* Directions for this task *
Transcribe the records below exactly as they appear.

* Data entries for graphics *
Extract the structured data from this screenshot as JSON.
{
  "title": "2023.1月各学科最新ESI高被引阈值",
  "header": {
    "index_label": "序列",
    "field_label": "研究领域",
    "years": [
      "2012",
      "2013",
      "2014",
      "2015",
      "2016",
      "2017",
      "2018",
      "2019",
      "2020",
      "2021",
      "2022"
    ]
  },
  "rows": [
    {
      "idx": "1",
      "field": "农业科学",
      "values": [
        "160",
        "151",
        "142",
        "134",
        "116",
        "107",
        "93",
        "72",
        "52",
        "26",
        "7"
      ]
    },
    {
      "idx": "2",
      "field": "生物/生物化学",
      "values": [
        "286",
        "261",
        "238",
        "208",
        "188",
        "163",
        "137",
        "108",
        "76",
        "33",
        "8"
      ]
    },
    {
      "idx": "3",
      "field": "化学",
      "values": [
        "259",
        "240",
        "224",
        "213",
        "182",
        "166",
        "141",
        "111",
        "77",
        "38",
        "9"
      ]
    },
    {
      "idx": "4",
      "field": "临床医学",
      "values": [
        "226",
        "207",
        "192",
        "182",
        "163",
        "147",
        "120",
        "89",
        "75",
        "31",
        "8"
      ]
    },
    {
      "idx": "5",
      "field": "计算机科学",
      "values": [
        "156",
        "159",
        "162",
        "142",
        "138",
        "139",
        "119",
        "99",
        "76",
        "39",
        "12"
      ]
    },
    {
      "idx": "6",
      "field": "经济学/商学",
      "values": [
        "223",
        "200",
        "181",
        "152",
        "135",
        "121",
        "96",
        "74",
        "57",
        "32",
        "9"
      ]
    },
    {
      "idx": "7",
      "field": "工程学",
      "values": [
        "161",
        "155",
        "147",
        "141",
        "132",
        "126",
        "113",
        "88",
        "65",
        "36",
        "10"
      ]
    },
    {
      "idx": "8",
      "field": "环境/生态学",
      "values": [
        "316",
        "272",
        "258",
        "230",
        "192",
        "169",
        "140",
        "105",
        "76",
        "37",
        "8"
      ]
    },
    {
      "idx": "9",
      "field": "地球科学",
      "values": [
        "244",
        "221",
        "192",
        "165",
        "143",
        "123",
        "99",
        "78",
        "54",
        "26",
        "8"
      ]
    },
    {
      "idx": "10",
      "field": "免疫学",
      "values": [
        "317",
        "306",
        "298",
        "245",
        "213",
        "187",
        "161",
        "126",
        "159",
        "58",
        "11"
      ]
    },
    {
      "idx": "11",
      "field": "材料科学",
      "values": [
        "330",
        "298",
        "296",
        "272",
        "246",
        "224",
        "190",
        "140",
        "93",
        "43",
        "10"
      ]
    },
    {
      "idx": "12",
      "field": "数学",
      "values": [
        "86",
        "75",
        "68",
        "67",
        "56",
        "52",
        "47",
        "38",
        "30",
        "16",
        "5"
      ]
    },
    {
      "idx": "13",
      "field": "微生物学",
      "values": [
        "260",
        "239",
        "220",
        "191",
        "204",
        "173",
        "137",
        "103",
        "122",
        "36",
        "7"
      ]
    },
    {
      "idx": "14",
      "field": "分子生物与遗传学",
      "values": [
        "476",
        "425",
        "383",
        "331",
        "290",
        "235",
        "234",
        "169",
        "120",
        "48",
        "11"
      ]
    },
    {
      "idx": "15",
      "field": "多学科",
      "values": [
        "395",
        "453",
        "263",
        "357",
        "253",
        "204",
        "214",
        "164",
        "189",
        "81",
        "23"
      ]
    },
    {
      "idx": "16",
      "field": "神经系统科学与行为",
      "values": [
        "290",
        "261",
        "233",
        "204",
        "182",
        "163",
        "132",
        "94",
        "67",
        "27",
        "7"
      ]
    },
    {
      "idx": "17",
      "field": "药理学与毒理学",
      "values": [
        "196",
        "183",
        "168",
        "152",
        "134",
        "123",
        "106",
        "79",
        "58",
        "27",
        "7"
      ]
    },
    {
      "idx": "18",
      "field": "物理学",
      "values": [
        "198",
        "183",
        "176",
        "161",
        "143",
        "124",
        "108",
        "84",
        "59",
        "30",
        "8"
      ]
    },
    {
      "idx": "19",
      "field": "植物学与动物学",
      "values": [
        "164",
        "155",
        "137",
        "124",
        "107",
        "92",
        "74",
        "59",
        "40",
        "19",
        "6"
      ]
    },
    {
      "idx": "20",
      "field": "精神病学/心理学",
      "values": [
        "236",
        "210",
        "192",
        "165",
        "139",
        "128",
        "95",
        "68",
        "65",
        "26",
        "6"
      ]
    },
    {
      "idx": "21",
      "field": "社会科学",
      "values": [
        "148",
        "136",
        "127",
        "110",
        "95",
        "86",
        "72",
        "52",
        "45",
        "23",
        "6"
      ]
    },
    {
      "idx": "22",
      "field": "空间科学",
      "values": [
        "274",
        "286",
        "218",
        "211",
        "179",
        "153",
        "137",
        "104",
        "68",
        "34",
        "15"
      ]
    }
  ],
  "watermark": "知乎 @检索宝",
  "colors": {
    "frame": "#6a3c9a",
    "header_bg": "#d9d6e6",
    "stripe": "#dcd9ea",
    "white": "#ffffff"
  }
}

* Exercise output *
Extract the structured data from this screenshot as JSON.
{
  "title": "2023.1月各学科最新ESI高被引阈值",
  "header": {
    "index_label": "序列",
    "field_label": "研究领域",
    "years": [
      "2012",
      "2013",
      "2014",
      "2015",
      "2016",
      "2017",
      "2018",
      "2019",
      "2020",
      "2021",
      "2022"
    ]
  },
  "rows": [
    {
      "idx": "1",
      "field": "农业科学",
      "values": [
        "160",
        "151",
        "142",
        "134",
        "116",
        "107",
        "93",
        "72",
        "52",
        "26",
        "7"
      ]
    },
    {
      "idx": "2",
      "field": "生物/生物化学",
      "values": [
        "286",
        "261",
        "238",
        "208",
        "188",
        "163",
        "137",
        "108",
        "76",
        "33",
        "8"
      ]
    },
    {
      "idx": "3",
      "field": "化学",
      "values": [
        "259",
        "240",
        "224",
        "213",
        "182",
        "166",
        "141",
        "111",
        "77",
        "38",
        "9"
      ]
    },
    {
      "idx": "4",
      "field": "临床医学",
      "values": [
        "226",
        "207",
        "192",
        "182",
        "163",
        "147",
        "120",
        "89",
        "75",
        "31",
        "8"
      ]
    },
    {
      "idx": "5",
      "field": "计算机科学",
      "values": [
        "156",
        "159",
        "162",
        "142",
        "138",
        "139",
        "119",
        "99",
        "76",
        "39",
        "12"
      ]
    },
    {
      "idx": "6",
      "field": "经济学/商学",
      "values": [
        "223",
        "200",
        "181",
        "152",
        "135",
        "121",
        "96",
        "74",
        "57",
        "32",
        "9"
      ]
    },
    {
      "idx": "7",
      "field": "工程学",
      "values": [
        "161",
        "155",
        "147",
        "141",
        "132",
        "126",
        "113",
        "88",
        "65",
        "36",
        "10"
      ]
    },
    {
      "idx": "8",
      "field": "环境/生态学",
      "values": [
        "316",
        "272",
        "258",
        "230",
        "192",
        "169",
        "140",
        "105",
        "76",
        "37",
        "8"
      ]
    },
    {
      "idx": "9",
      "field": "地球科学",
      "values": [
        "244",
        "221",
        "192",
        "165",
        "143",
        "123",
        "99",
        "78",
        "54",
        "26",
        "8"
      ]
    },
    {
      "idx": "10",
      "field": "免疫学",
      "values": [
        "317",
        "306",
        "298",
        "245",
        "213",
        "187",
        "161",
        "126",
        "159",
        "58",
        "11"
      ]
    },
    {
      "idx": "11",
      "field": "材料科学",
      "values": [
        "330",
        "298",
        "296",
        "272",
        "246",
        "224",
        "190",
        "140",
        "93",
        "43",
        "10"
      ]
    },
    {
      "idx": "12",
      "field": "数学",
      "values": [
        "86",
        "75",
        "68",
        "67",
        "56",
        "52",
        "47",
        "38",
        "30",
        "16",
        "5"
      ]
    },
    {
      "idx": "13",
      "field": "微生物学",
      "values": [
        "260",
        "239",
        "220",
        "191",
        "204",
        "173",
        "137",
        "103",
        "122",
        "36",
        "7"
      ]
    },
    {
      "idx": "14",
      "field": "分子生物与遗传学",
      "values": [
        "476",
        "425",
        "383",
        "331",
        "290",
        "235",
        "234",
        "169",
        "120",
        "48",
        "11"
      ]
    },
    {
      "idx": "15",
      "field": "多学科",
      "values": [
        "395",
        "453",
        "263",
        "357",
        "253",
        "204",
        "214",
        "164",
        "189",
        "81",
        "23"
      ]
    },
    {
      "idx": "16",
      "field": "神经系统科学与行为",
      "values": [
        "290",
        "261",
        "233",
        "204",
        "182",
        "163",
        "132",
        "94",
        "67",
        "27",
        "7"
      ]
    },
    {
      "idx": "17",
      "field": "药理学与毒理学",
      "values": [
        "196",
        "183",
        "168",
        "152",
        "134",
        "123",
        "106",
        "79",
        "58",
        "27",
        "7"
      ]
    },
    {
      "idx": "18",
      "field": "物理学",
      "values": [
        "198",
        "183",
        "176",
        "161",
        "143",
        "124",
        "108",
        "84",
        "59",
        "30",
        "8"
      ]
    },
    {
      "idx": "19",
      "field": "植物学与动物学",
      "values": [
        "164",
        "155",
        "137",
        "124",
        "107",
        "92",
        "74",
        "59",
        "40",
        "19",
        "6"
      ]
    },
    {
      "idx": "20",
      "field": "精神病学/心理学",
      "values": [
        "236",
        "210",
        "192",
        "165",
        "139",
        "128",
        "95",
        "68",
        "65",
        "26",
        "6"
      ]
    },
    {
      "idx": "21",
      "field": "社会科学",
      "values": [
        "148",
        "136",
        "127",
        "110",
        "95",
        "86",
        "72",
        "52",
        "45",
        "23",
        "6"
      ]
    },
    {
      "idx": "22",
      "field": "空间科学",
      "values": [
        "274",
        "286",
        "218",
        "211",
        "179",
        "153",
        "137",
        "104",
        "68",
        "34",
        "15"
      ]
    }
  ],
  "watermark": "知乎 @检索宝",
  "colors": {
    "frame": "#6a3c9a",
    "header_bg": "#d9d6e6",
    "stripe": "#dcd9ea",
    "white": "#ffffff"
  }
}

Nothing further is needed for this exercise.